## Exercise set
a) In the biography of Okon Edet Uya, which countries did he serve in as Nigeria's ambassador?
b) Using the biography of Okon Edet Uya, explain why he never conducted the new presidential poll he was appointed to hold.
c) Transcribe the part of the biography of Okon Edet Uya that begins at the words "Uya was of Oron" and stops after "Paraguay and Chile.".

## Document text
Okon  Edet Uya  (12 June 1947 – 17 April 2014) was briefly the chairman of the National Electoral Commission of Nigeria (NECON), appointed by President Ibrahim Babangida after the presidential elections of the 12 June 1993 had been annulled and the previous chairman, Humphrey Nwosu, dismissed.

Uya was of Oron origins.
He spent six years as a senior official in Nigeria's diplomatic corps, serving as Nigeria's ambassador in Argentina, Peru, Paraguay and Chile.
When a professor of history at the University of Calabar, Uya was appointed to conduct a new presidential poll after the annulment of the 12 June 1993 election. The National Republican Convention and Social Democratic Party were asked to present new candidates for a poll that it was hoped would be held by March 1994. But the confusion that followed the annulment crisis prevented Uya from conducting the election before General Sani Abacha assumed power and dismissed him from his office.

## Extracted records
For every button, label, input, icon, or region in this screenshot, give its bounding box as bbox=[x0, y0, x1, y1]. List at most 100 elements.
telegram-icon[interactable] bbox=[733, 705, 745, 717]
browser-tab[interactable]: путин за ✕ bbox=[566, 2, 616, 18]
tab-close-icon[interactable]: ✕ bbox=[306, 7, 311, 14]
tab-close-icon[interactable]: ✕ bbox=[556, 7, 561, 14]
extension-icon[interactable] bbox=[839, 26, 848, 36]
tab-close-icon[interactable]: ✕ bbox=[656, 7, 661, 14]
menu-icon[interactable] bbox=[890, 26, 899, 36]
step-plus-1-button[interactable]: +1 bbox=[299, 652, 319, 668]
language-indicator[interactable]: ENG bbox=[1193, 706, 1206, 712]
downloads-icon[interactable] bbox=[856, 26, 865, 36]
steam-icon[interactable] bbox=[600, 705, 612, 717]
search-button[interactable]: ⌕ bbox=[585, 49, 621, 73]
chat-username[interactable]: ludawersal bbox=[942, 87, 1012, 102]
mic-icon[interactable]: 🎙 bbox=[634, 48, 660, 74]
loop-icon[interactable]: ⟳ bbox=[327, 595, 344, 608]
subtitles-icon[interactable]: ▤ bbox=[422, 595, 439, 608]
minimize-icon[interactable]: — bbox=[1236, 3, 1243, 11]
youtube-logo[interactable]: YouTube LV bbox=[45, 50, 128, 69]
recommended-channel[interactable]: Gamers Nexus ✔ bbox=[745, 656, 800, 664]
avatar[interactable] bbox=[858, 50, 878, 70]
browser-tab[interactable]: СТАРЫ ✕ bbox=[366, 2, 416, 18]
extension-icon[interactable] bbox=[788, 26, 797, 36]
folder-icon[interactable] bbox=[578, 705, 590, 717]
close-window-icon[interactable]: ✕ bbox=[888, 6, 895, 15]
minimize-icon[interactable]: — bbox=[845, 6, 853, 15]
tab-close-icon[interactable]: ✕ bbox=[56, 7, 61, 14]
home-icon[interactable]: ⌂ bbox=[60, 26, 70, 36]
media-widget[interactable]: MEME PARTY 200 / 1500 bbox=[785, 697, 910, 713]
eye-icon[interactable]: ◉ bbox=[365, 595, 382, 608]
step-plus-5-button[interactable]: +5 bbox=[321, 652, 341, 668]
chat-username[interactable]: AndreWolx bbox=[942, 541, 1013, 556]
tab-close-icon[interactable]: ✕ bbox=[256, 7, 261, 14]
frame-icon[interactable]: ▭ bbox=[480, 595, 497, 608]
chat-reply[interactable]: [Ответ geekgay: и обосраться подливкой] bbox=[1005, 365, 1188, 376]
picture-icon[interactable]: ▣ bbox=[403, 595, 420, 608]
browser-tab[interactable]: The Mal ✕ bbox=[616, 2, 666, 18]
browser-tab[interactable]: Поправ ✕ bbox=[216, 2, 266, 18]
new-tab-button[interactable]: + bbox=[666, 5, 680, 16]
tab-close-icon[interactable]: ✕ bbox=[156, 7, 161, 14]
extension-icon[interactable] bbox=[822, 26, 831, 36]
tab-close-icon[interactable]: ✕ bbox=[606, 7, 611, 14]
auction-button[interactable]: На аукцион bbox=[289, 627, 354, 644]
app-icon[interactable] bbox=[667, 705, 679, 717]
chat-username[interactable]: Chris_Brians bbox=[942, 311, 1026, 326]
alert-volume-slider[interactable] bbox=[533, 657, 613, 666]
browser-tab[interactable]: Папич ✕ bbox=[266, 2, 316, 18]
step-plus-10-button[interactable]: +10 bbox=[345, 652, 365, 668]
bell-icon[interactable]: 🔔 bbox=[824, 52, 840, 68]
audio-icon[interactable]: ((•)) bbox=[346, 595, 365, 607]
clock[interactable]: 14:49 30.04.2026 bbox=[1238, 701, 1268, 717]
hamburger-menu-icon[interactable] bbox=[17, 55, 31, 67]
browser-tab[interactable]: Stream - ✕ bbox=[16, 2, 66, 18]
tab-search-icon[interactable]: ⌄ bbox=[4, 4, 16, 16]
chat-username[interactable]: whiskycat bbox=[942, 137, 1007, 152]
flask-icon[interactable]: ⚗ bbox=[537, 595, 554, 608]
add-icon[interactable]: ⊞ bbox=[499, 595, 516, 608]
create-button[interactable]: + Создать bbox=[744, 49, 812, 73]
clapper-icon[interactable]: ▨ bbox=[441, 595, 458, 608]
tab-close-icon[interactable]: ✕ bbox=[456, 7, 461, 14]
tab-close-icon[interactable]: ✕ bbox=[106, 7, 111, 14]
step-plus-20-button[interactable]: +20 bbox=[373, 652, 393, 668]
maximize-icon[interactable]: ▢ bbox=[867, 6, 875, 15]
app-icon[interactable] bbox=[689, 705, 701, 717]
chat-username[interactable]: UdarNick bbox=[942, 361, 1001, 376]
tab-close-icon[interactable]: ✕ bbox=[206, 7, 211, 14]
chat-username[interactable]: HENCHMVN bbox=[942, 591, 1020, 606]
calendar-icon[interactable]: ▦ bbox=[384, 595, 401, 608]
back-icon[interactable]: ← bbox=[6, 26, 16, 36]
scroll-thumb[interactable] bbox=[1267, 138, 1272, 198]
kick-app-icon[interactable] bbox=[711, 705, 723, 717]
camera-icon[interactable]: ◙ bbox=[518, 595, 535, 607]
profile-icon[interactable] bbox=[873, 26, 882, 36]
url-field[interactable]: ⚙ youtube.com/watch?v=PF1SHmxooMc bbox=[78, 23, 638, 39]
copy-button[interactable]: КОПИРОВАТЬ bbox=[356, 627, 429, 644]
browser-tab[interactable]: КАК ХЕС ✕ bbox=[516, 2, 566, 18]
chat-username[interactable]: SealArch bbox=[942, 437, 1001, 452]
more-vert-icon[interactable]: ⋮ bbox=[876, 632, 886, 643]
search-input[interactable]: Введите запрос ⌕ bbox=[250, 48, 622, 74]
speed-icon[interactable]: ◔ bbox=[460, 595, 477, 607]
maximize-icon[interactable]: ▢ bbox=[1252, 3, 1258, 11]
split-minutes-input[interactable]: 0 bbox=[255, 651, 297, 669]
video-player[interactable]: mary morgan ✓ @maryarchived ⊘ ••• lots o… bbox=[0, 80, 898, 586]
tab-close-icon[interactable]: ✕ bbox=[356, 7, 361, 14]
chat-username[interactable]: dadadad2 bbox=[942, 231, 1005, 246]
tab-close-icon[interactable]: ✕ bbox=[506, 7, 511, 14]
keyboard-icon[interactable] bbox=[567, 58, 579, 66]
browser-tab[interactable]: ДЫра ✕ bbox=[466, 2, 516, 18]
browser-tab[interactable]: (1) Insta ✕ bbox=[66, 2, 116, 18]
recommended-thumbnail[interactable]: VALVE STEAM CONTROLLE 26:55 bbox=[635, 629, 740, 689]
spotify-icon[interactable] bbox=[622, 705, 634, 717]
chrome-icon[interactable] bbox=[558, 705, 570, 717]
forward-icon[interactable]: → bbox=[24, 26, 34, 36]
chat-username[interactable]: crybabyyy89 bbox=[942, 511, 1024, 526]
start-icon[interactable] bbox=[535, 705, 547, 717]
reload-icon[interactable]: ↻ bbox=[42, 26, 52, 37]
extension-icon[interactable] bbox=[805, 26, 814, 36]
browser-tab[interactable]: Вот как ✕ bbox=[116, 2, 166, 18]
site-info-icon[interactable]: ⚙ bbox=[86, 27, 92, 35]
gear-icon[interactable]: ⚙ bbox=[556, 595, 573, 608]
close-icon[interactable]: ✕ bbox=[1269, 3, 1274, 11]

## The results
a) Argentina, Peru, Paraguay and Chile.

b) The confusion that followed the annulment crisis kept him from holding the election before General Sani Abacha assumed power. Abacha then dismissed him from his office.

c)
Uya was of Oron origins.
He spent six years as a senior official in Nigeria's diplomatic corps, serving as Nigeria's ambassador in Argentina, Peru, Paraguay and Chile.